▶ [Given request] Reproduce the full listing below unchanged, apart from the pictures.

------------------------------------------------------------

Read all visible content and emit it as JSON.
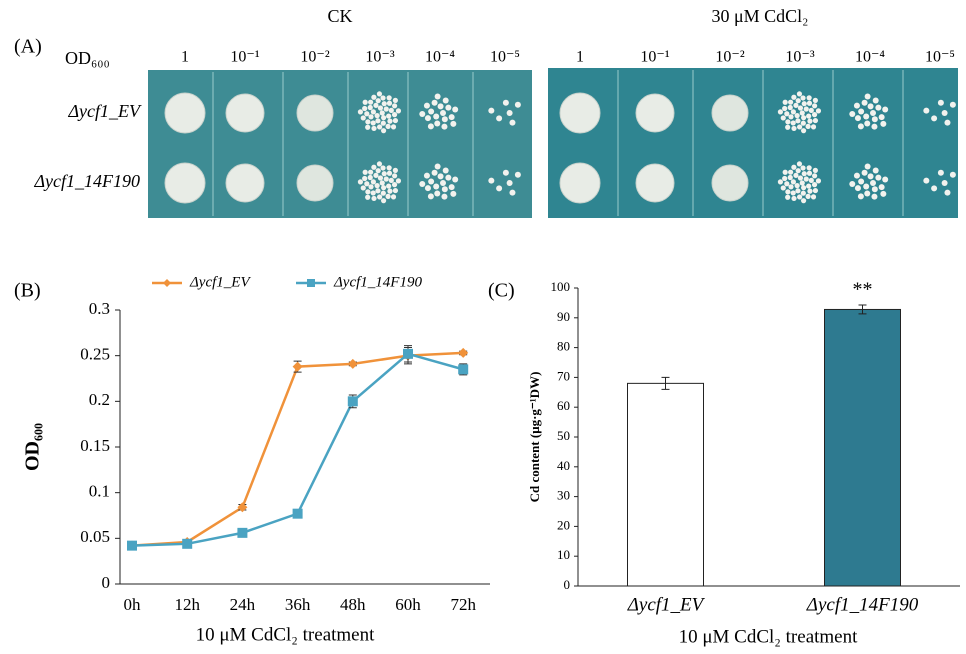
{
  "panel_a": {
    "label": "(A)",
    "od_label": "OD₆₀₀",
    "plates": [
      "CK",
      "30 μM CdCl₂"
    ],
    "dilutions": [
      "1",
      "10⁻¹",
      "10⁻²",
      "10⁻³",
      "10⁻⁴",
      "10⁻⁵"
    ],
    "strains": [
      "Δycf1_EV",
      "Δycf1_14F190"
    ]
  },
  "chart_data": [
    {
      "type": "line",
      "panel_label": "(B)",
      "y_label": "OD₆₀₀",
      "x_label": "10 μM CdCl₂ treatment",
      "categories": [
        "0h",
        "12h",
        "24h",
        "36h",
        "48h",
        "60h",
        "72h"
      ],
      "series": [
        {
          "name": "Δycf1_EV",
          "color": "#f0923a",
          "marker": "diamond",
          "values": [
            0.042,
            0.046,
            0.084,
            0.238,
            0.241,
            0.25,
            0.253
          ],
          "errors": [
            0.002,
            0.002,
            0.003,
            0.006,
            0.002,
            0.009,
            0.002
          ]
        },
        {
          "name": "Δycf1_14F190",
          "color": "#4aa3c2",
          "marker": "square",
          "values": [
            0.042,
            0.044,
            0.056,
            0.077,
            0.2,
            0.252,
            0.235
          ],
          "errors": [
            0.002,
            0.002,
            0.002,
            0.002,
            0.007,
            0.009,
            0.006
          ]
        }
      ],
      "ylim": [
        0,
        0.3
      ],
      "yticks": [
        0,
        0.05,
        0.1,
        0.15,
        0.2,
        0.25,
        0.3
      ],
      "legend": "top"
    },
    {
      "type": "bar",
      "panel_label": "(C)",
      "y_label": "Cd content (μg·g⁻¹DW)",
      "x_label": "10 μM CdCl₂ treatment",
      "categories": [
        "Δycf1_EV",
        "Δycf1_14F190"
      ],
      "values": [
        68,
        92.8
      ],
      "errors": [
        2,
        1.5
      ],
      "colors": [
        "#ffffff",
        "#2e7a90"
      ],
      "annotations": [
        null,
        "**"
      ],
      "ylim": [
        0,
        100
      ],
      "yticks": [
        0,
        10,
        20,
        30,
        40,
        50,
        60,
        70,
        80,
        90,
        100
      ]
    }
  ]
}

------------------------------------------------------------

▶ [Reply]
Read all visible content and emit it as JSON.
{
  "panel_a": {
    "label": "(A)",
    "od_label": "OD₆₀₀",
    "plates": [
      "CK",
      "30 μM CdCl₂"
    ],
    "dilutions": [
      "1",
      "10⁻¹",
      "10⁻²",
      "10⁻³",
      "10⁻⁴",
      "10⁻⁵"
    ],
    "strains": [
      "Δycf1_EV",
      "Δycf1_14F190"
    ]
  },
  "chart_data": [
    {
      "type": "line",
      "panel_label": "(B)",
      "y_label": "OD₆₀₀",
      "x_label": "10 μM CdCl₂ treatment",
      "categories": [
        "0h",
        "12h",
        "24h",
        "36h",
        "48h",
        "60h",
        "72h"
      ],
      "series": [
        {
          "name": "Δycf1_EV",
          "color": "#f0923a",
          "marker": "diamond",
          "values": [
            0.042,
            0.046,
            0.084,
            0.238,
            0.241,
            0.25,
            0.253
          ],
          "errors": [
            0.002,
            0.002,
            0.003,
            0.006,
            0.002,
            0.009,
            0.002
          ]
        },
        {
          "name": "Δycf1_14F190",
          "color": "#4aa3c2",
          "marker": "square",
          "values": [
            0.042,
            0.044,
            0.056,
            0.077,
            0.2,
            0.252,
            0.235
          ],
          "errors": [
            0.002,
            0.002,
            0.002,
            0.002,
            0.007,
            0.009,
            0.006
          ]
        }
      ],
      "ylim": [
        0,
        0.3
      ],
      "yticks": [
        0,
        0.05,
        0.1,
        0.15,
        0.2,
        0.25,
        0.3
      ],
      "legend": "top"
    },
    {
      "type": "bar",
      "panel_label": "(C)",
      "y_label": "Cd content (μg·g⁻¹DW)",
      "x_label": "10 μM CdCl₂ treatment",
      "categories": [
        "Δycf1_EV",
        "Δycf1_14F190"
      ],
      "values": [
        68,
        92.8
      ],
      "errors": [
        2,
        1.5
      ],
      "colors": [
        "#ffffff",
        "#2e7a90"
      ],
      "annotations": [
        null,
        "**"
      ],
      "ylim": [
        0,
        100
      ],
      "yticks": [
        0,
        10,
        20,
        30,
        40,
        50,
        60,
        70,
        80,
        90,
        100
      ]
    }
  ]
}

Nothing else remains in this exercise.